Aim of the exercise -> Scan the material below for the string "sigma", and copy every line where it shows up.

Raw data ->
- - -

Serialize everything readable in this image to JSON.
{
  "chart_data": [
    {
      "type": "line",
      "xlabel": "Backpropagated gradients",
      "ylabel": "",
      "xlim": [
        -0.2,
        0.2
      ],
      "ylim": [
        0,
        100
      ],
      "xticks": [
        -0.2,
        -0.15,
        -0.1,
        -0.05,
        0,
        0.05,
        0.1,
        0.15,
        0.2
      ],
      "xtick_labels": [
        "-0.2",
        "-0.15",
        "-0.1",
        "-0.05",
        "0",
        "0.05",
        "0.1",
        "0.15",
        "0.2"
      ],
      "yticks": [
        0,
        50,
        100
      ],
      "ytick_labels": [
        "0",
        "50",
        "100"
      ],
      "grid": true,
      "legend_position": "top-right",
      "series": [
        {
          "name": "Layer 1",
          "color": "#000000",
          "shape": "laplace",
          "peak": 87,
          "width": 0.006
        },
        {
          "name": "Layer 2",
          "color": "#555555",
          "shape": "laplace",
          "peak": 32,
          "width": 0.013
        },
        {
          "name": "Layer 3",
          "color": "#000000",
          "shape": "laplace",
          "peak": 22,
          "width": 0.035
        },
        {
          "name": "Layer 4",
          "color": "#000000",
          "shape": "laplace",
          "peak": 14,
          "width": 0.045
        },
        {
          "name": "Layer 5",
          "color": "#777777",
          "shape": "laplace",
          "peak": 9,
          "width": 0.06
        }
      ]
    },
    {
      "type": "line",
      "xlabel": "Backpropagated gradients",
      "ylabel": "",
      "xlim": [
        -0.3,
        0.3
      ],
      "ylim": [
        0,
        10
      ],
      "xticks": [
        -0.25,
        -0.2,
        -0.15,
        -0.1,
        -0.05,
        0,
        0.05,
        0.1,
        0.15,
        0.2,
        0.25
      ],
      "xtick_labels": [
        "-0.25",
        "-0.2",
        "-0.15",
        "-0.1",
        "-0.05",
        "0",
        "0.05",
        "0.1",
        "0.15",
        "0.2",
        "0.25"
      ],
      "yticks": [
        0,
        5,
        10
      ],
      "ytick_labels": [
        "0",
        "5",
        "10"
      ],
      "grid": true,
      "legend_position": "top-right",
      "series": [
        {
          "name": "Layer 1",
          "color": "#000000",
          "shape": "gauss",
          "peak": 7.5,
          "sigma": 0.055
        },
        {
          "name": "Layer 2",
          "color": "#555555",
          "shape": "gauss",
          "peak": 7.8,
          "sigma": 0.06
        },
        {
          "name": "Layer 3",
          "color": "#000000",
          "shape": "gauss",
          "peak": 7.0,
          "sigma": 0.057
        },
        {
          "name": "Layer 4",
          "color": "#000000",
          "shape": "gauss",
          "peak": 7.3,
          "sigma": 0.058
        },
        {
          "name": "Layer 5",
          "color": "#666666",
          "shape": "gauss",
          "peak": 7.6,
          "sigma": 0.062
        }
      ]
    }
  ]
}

- - -

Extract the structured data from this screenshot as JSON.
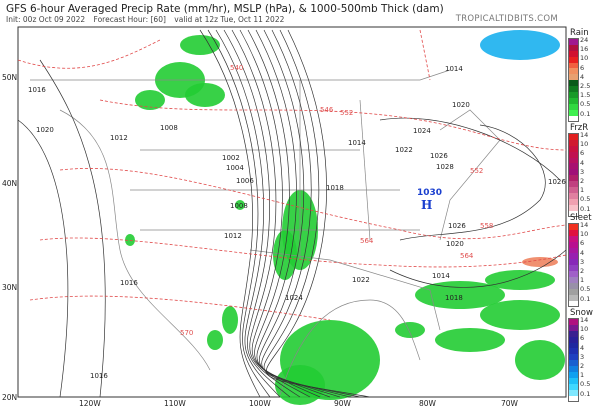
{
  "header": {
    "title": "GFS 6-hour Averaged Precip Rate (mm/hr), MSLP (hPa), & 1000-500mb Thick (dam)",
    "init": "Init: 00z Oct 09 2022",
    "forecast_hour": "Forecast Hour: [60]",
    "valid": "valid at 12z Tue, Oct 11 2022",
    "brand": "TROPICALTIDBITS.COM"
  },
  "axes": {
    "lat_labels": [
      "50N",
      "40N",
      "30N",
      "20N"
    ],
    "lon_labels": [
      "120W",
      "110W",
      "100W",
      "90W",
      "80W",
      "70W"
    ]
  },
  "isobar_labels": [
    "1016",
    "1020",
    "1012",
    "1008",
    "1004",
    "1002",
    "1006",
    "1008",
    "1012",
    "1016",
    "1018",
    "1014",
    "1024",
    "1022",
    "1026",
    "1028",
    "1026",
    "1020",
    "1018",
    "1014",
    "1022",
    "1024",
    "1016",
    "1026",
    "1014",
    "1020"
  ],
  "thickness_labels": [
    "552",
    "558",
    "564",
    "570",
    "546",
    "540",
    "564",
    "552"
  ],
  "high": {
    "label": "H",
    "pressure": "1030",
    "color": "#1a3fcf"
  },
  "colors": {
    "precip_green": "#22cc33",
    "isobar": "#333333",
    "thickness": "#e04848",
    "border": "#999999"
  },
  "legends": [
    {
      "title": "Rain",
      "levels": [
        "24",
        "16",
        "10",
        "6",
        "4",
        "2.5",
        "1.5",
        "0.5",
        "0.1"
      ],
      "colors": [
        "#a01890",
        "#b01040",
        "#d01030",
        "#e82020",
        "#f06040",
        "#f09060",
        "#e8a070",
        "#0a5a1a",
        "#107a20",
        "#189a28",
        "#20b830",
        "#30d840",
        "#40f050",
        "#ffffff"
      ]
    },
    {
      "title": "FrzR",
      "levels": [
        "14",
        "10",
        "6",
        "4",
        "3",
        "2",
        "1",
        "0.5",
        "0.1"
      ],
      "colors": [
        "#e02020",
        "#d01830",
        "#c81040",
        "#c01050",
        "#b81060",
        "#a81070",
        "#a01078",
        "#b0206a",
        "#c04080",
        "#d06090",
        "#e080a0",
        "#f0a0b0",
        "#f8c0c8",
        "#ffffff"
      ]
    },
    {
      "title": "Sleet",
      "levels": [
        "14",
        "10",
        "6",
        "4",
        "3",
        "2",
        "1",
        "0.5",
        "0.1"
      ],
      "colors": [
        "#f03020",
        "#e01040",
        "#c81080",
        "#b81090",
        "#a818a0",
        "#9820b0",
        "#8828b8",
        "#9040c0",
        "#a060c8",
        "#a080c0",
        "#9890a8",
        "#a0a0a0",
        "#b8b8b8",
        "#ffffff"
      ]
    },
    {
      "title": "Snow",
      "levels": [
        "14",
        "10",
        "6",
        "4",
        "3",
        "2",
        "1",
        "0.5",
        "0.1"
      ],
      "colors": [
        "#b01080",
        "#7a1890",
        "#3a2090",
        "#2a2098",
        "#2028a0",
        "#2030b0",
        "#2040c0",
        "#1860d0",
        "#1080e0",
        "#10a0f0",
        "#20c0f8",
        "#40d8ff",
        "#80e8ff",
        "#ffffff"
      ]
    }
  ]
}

- - -

Solution for this exercise ->
          "sigma": 0.055
          "sigma": 0.06
          "sigma": 0.057
          "sigma": 0.058
          "sigma": 0.062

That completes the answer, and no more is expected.